=== Passage to read ===
______________________________
Highly sensitive and selective electrochemical detection of catechol using surface molecularly-imprinted film integrated with ratiometric indicator displacement assay

Abstract

Catechol (CC) is an important environmental pollutant due to its toxicity, non-degradability and widespread distribution. The rapid, sensitive, and selective detection of CC remains a challenging task owing to the coexistence of multiple phenolic pollutants with similar structures and properties in the environment. This article proposed an electrochemical sensing system that combined a molecularly imprinted sensing interface and ratiometric indicator displacement assay (IDA) for sensitive and selective detection of CC. A unique carbon nanotubes (CNTs) interpenetrating ZIF-8 material (CNT@ZIF-8) was successfully prepared and utilized as a support for surface molecular imprinting of CC. As a substrate material, CNT@ZIF-8 increased the electroactive surface area of the electrode, improved electronic conductivity, and promoted the bonding stability of molecularly imprinted polymer (MIP) film on the electrode. The developed sensing interface exhibited excellent adsorption affinity, enrichment ability, and signal transduction ability towards CC. On this basis, a novel IDA method based on ratiometric electrochemical signals was developed using epinephrine (EP) as a competitive indicator. The proposed electrochemical sensing platform had a wide linear range of 1–1000 μM with a detection limit of 0.23 μM and exhibited high anti-interference ability, good repeatability, superior regenerability, and long-term stability. The sensing system was applied to the analysis of CC in tap water and green tea samples, with recoveries of 94.4 %–104 % and 95.7 %–106.7 %, respectively, demonstrating broad practical application prospects. This study not only provides a promising conductive material for surface molecular imprinting and electrochemical sensing but also offers a reliable strategy for the electrochemical detection of CC.
______________________________
=== Exercise instructions ===
Please translate this sentence from the abstract on catechol detection into Spanish: "Catechol (CC) is an important environmental pollutant due to its toxicity, non-degradability and widespread distribution."

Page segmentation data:
______________________________
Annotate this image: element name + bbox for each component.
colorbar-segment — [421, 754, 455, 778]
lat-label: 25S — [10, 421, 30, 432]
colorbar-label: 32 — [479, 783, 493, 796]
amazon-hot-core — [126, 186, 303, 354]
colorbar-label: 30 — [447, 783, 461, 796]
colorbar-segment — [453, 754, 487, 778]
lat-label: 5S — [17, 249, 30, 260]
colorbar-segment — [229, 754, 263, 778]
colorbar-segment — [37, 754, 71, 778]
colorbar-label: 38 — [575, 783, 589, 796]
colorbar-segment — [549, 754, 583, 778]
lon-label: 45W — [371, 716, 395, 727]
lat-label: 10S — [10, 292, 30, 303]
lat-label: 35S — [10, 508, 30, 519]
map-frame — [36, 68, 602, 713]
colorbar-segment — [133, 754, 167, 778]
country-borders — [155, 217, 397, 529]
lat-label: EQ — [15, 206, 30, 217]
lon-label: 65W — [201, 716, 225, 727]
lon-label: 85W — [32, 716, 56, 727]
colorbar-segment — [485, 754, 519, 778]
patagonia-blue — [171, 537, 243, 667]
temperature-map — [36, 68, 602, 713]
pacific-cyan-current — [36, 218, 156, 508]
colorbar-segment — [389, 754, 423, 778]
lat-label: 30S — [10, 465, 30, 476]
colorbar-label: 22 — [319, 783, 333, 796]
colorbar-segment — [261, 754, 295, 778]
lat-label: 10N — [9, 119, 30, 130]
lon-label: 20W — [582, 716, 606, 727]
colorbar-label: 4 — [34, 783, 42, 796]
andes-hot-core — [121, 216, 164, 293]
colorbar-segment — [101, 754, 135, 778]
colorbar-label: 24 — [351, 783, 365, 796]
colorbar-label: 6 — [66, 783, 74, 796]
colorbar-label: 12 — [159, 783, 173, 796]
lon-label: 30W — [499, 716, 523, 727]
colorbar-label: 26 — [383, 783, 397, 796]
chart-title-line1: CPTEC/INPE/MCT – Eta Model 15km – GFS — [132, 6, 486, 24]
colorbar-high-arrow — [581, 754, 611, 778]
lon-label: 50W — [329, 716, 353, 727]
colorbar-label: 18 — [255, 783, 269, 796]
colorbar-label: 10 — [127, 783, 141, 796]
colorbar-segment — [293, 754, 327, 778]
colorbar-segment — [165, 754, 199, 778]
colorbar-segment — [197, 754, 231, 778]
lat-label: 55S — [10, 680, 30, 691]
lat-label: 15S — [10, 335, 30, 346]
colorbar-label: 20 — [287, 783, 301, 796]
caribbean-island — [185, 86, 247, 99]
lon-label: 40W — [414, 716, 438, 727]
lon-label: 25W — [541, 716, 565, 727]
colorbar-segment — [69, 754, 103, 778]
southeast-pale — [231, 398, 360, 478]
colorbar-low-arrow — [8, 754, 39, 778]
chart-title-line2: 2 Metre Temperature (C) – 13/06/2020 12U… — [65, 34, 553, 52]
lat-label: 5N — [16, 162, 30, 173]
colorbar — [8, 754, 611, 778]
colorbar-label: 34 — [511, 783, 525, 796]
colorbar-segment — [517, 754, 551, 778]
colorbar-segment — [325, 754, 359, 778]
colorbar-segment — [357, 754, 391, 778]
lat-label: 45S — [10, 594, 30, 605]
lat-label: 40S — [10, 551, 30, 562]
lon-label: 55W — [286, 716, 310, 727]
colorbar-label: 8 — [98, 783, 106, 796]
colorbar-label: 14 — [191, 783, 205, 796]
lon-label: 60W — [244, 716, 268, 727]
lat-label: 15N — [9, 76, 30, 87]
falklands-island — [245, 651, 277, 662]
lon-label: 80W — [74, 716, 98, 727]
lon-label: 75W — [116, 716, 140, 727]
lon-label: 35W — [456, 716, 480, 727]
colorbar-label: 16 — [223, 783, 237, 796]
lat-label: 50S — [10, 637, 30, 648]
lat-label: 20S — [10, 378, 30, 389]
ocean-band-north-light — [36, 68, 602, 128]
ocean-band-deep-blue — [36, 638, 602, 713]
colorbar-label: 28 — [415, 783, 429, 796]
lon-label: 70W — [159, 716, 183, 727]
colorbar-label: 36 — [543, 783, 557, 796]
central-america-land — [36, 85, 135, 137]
______________________________
=== Result for this task ===
El catecol (CC) es un contaminante ambiental importante debido a su toxicidad, su no degradabilidad y su amplia distribución.